— GIVEN PROBLEM —
Repeat all the material exactly; pictures stay out of your copy.

— THE INPUT —
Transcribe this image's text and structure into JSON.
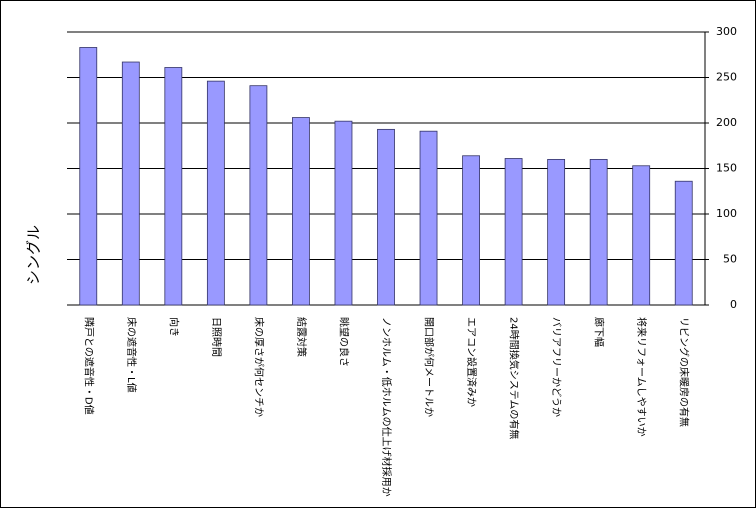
{
  "chart_data": {
    "type": "bar",
    "y_label": "シングル",
    "categories": [
      "隣戸との遮音性・D値",
      "床の遮音性・L値",
      "向き",
      "日照時間",
      "床の厚さが何センチか",
      "結露対策",
      "眺望の良さ",
      "ノンホルム・低ホルムの仕上げ材採用か",
      "開口部が何メートルか",
      "エアコン設置済みか",
      "24時間換気システムの有無",
      "バリアフリーかどうか",
      "廊下幅",
      "将来リフォームしやすいか",
      "リビングの床暖房の有無"
    ],
    "values": [
      283,
      267,
      261,
      246,
      241,
      206,
      202,
      193,
      191,
      164,
      161,
      160,
      160,
      153,
      136
    ],
    "color": "#9999ff",
    "ylim": [
      0,
      300
    ],
    "yticks": [
      0,
      50,
      100,
      150,
      200,
      250,
      300
    ],
    "grid": true,
    "y_axis_side": "right"
  }
}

— TASK RESPONSE —
Transcribe this image's text and structure into JSON.
{
  "chart_data": {
    "type": "bar",
    "y_label": "シングル",
    "categories": [
      "隣戸との遮音性・D値",
      "床の遮音性・L値",
      "向き",
      "日照時間",
      "床の厚さが何センチか",
      "結露対策",
      "眺望の良さ",
      "ノンホルム・低ホルムの仕上げ材採用か",
      "開口部が何メートルか",
      "エアコン設置済みか",
      "24時間換気システムの有無",
      "バリアフリーかどうか",
      "廊下幅",
      "将来リフォームしやすいか",
      "リビングの床暖房の有無"
    ],
    "values": [
      283,
      267,
      261,
      246,
      241,
      206,
      202,
      193,
      191,
      164,
      161,
      160,
      160,
      153,
      136
    ],
    "color": "#9999ff",
    "ylim": [
      0,
      300
    ],
    "yticks": [
      0,
      50,
      100,
      150,
      200,
      250,
      300
    ],
    "grid": true,
    "y_axis_side": "right"
  }
}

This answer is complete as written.